**Stated exercise:**
Check each line of the material below for "декабрь", then copy the ones that contain it.

________________________

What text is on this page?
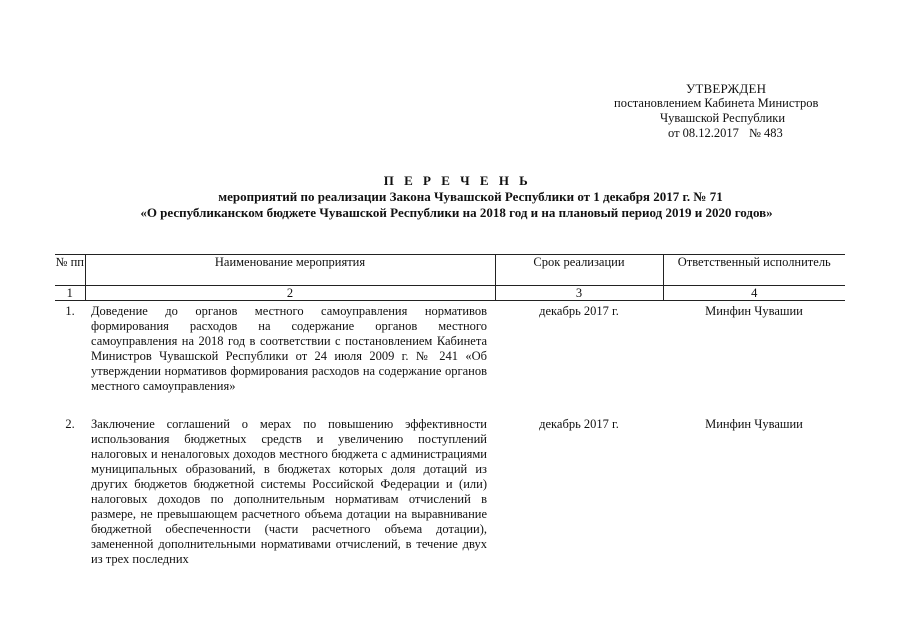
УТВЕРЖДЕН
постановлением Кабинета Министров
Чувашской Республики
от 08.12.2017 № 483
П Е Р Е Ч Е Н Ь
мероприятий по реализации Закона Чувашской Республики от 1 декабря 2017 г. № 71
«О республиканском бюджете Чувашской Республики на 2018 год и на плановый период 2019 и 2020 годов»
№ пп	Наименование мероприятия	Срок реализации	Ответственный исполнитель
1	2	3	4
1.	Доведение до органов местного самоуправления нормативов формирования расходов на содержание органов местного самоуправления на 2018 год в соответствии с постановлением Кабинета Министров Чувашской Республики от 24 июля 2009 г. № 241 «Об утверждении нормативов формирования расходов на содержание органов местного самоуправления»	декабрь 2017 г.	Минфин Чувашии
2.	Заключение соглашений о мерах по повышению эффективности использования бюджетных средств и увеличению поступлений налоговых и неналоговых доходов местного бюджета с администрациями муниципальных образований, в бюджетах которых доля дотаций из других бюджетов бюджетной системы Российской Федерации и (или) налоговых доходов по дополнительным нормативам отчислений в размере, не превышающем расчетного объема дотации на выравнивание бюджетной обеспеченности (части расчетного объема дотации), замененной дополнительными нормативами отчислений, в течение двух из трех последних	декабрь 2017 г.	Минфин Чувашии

________________________

**Answer to the problem:**
1.	Доведение до органов местного самоуправления нормативов формирования расходов на содержание органов местного самоуправления на 2018 год в соответствии с постановлением Кабинета Министров Чувашской Республики от 24 июля 2009 г. № 241 «Об утверждении нормативов формирования расходов на содержание органов местного самоуправления»	декабрь 2017 г.	Минфин Чувашии
2.	Заключение соглашений о мерах по повышению эффективности использования бюджетных средств и увеличению поступлений налоговых и неналоговых доходов местного бюджета с администрациями муниципальных образований, в бюджетах которых доля дотаций из других бюджетов бюджетной системы Российской Федерации и (или) налоговых доходов по дополнительным нормативам отчислений в размере, не превышающем расчетного объема дотации на выравнивание бюджетной обеспеченности (части расчетного объема дотации), замененной дополнительными нормативами отчислений, в течение двух из трех последних	декабрь 2017 г.	Минфин Чувашии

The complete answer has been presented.